Source records:

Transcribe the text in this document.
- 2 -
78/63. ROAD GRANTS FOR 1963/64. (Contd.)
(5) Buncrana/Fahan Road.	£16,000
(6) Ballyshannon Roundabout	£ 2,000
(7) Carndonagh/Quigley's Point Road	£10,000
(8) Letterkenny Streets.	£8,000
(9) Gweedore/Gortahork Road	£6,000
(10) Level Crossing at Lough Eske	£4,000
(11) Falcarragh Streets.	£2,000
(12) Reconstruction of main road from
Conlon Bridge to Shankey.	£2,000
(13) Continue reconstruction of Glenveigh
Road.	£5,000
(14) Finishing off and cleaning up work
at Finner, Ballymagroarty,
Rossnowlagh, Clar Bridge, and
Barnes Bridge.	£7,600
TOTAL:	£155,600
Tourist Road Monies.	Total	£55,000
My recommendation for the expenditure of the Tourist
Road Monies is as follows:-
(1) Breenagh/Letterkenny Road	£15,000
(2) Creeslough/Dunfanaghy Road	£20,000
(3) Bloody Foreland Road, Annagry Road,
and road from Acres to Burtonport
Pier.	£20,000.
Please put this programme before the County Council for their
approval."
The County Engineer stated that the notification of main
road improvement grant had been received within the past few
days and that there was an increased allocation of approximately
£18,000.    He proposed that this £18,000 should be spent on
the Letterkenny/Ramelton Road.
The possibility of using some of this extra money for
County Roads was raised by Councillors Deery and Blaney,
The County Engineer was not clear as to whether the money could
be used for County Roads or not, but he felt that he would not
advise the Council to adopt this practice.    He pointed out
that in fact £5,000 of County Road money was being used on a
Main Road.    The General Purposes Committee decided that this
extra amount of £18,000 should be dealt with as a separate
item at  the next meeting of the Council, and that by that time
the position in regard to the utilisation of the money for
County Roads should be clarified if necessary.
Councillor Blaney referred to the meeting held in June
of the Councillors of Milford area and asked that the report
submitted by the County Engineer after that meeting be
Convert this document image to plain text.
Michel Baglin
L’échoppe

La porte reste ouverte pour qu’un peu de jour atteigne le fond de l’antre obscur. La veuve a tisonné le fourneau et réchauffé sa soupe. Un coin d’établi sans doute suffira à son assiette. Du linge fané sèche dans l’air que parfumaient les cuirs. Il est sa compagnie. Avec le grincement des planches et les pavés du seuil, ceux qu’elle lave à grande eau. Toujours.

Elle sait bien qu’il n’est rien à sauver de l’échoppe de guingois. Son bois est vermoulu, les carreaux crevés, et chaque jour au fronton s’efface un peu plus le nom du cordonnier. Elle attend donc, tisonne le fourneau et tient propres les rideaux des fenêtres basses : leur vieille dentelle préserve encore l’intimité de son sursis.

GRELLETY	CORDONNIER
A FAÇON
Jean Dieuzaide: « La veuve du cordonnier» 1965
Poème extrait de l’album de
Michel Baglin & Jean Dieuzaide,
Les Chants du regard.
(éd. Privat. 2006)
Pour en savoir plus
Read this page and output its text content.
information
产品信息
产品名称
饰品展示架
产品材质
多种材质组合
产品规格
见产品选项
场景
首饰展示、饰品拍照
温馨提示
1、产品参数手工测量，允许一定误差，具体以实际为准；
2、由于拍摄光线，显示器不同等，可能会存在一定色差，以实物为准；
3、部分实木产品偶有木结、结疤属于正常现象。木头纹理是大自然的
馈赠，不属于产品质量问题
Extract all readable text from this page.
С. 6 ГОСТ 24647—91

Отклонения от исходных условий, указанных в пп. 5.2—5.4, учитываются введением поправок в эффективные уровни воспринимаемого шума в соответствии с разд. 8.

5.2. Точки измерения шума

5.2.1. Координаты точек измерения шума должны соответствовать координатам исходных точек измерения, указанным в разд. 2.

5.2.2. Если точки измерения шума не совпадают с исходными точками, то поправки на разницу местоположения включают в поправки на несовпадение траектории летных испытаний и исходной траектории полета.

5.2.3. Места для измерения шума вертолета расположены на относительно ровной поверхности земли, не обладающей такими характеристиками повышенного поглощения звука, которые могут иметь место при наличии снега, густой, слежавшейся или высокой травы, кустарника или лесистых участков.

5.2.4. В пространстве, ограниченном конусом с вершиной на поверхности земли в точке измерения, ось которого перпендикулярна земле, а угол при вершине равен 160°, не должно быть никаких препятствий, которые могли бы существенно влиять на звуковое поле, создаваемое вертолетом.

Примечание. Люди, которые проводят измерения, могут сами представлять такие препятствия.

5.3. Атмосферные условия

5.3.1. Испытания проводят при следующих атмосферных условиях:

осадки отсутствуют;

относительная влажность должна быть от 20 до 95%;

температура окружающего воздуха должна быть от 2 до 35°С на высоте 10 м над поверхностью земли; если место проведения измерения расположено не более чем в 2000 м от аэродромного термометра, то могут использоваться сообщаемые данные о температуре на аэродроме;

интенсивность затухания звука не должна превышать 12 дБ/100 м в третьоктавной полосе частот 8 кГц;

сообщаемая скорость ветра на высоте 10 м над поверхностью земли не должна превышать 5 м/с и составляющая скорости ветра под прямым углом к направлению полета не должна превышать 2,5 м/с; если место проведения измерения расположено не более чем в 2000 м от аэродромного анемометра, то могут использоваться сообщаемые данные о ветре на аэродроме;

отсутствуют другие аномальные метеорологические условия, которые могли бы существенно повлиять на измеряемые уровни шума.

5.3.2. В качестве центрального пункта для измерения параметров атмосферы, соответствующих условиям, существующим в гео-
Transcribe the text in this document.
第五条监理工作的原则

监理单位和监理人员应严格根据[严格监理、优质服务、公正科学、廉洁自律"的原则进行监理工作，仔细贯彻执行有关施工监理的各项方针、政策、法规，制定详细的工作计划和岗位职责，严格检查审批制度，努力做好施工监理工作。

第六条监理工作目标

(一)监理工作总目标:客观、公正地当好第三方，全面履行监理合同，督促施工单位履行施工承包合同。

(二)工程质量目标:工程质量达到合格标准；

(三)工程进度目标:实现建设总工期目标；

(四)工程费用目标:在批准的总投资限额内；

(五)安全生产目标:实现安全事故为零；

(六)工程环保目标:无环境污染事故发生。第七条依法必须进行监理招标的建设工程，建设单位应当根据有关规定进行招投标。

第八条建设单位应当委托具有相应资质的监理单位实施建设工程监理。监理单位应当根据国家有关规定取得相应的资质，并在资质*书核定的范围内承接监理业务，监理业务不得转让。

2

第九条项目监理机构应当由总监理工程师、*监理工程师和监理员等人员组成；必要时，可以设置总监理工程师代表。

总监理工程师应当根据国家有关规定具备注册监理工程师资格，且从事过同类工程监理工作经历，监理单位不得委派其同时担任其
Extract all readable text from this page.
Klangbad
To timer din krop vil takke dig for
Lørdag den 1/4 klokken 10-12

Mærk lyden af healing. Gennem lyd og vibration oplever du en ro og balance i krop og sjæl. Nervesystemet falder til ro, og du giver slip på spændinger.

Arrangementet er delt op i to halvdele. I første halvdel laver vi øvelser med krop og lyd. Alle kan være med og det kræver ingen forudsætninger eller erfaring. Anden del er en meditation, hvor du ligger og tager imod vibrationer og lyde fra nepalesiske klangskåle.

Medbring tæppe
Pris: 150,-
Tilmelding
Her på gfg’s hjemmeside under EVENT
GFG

Work to do:
Look through the entries above for the word "земли". Copy every line where it shows up.

Exercise result:
5.2.3. Места для измерения шума вертолета расположены на относительно ровной поверхности земли, не обладающей такими характеристиками повышенного поглощения звука, которые могут иметь место при наличии снега, густой, слежавшейся или высокой травы, кустарника или лесистых участков.
5.2.4. В пространстве, ограниченном конусом с вершиной на поверхности земли в точке измерения, ось которого перпендикулярна земле, а угол при вершине равен 160°, не должно быть никаких препятствий, которые могли бы существенно влиять на звуковое поле, создаваемое вертолетом.
температура окружающего воздуха должна быть от 2 до 35°С на высоте 10 м над поверхностью земли; если место проведения измерения расположено не более чем в 2000 м от аэродромного термометра, то могут использоваться сообщаемые данные о температуре на аэродроме;
сообщаемая скорость ветра на высоте 10 м над поверхностью земли не должна превышать 5 м/с и составляющая скорости ветра под прямым углом к направлению полета не должна превышать 2,5 м/с; если место проведения измерения расположено не более чем в 2000 м от аэродромного анемометра, то могут использоваться сообщаемые данные о ветре на аэродроме;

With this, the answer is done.